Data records
^^^^^^^^^^^^^^^^
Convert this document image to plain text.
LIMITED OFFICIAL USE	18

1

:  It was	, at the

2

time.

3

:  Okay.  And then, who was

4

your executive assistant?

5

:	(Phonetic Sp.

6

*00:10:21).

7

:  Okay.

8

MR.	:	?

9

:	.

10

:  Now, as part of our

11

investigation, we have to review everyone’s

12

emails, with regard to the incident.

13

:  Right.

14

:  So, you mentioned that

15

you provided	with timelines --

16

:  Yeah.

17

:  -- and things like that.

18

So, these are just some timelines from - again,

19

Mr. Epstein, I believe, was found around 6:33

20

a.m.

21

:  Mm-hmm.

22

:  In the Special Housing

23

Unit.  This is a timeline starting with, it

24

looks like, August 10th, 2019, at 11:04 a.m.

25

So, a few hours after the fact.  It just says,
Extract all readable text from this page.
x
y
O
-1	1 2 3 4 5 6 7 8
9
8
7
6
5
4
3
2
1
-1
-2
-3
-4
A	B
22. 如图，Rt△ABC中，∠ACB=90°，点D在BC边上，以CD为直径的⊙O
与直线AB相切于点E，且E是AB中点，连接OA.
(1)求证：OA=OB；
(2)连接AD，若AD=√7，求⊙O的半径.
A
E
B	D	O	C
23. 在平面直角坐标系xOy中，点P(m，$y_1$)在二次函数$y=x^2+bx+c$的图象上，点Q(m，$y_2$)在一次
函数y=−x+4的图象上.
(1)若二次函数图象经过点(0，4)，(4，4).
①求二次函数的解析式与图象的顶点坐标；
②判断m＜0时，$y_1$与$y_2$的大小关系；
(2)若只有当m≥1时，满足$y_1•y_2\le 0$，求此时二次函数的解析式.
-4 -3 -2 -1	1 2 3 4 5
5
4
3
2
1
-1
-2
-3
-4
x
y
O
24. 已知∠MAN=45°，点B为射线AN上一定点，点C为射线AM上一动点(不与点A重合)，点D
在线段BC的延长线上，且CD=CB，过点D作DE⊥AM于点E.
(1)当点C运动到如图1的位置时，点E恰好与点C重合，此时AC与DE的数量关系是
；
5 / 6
^^^^^^^^^^^^^^^^
Task requirements:
Please repeat the material above, word for word and in full.

Task solution:
Convert this document image to plain text.
LIMITED OFFICIAL USE	18

1

:  It was	, at the

2

time.

3

:  Okay.  And then, who was

4

your executive assistant?

5

:	(Phonetic Sp.

6

*00:10:21).

7

:  Okay.

8

MR.	:	?

9

:	.

10

:  Now, as part of our

11

investigation, we have to review everyone’s

12

emails, with regard to the incident.

13

:  Right.

14

:  So, you mentioned that

15

you provided	with timelines --

16

:  Yeah.

17

:  -- and things like that.

18

So, these are just some timelines from - again,

19

Mr. Epstein, I believe, was found around 6:33

20

a.m.

21

:  Mm-hmm.

22

:  In the Special Housing

23

Unit.  This is a timeline starting with, it

24

looks like, August 10th, 2019, at 11:04 a.m.

25

So, a few hours after the fact.  It just says,
Extract all readable text from this page.
x
y
O
-1	1 2 3 4 5 6 7 8
9
8
7
6
5
4
3
2
1
-1
-2
-3
-4
A	B
22. 如图，Rt△ABC中，∠ACB=90°，点D在BC边上，以CD为直径的⊙O
与直线AB相切于点E，且E是AB中点，连接OA.
(1)求证：OA=OB；
(2)连接AD，若AD=√7，求⊙O的半径.
A
E
B	D	O	C
23. 在平面直角坐标系xOy中，点P(m，$y_1$)在二次函数$y=x^2+bx+c$的图象上，点Q(m，$y_2$)在一次
函数y=−x+4的图象上.
(1)若二次函数图象经过点(0，4)，(4，4).
①求二次函数的解析式与图象的顶点坐标；
②判断m＜0时，$y_1$与$y_2$的大小关系；
(2)若只有当m≥1时，满足$y_1•y_2\le 0$，求此时二次函数的解析式.
-4 -3 -2 -1	1 2 3 4 5
5
4
3
2
1
-1
-2
-3
-4
x
y
O
24. 已知∠MAN=45°，点B为射线AN上一定点，点C为射线AM上一动点(不与点A重合)，点D
在线段BC的延长线上，且CD=CB，过点D作DE⊥AM于点E.
(1)当点C运动到如图1的位置时，点E恰好与点C重合，此时AC与DE的数量关系是
；
5 / 6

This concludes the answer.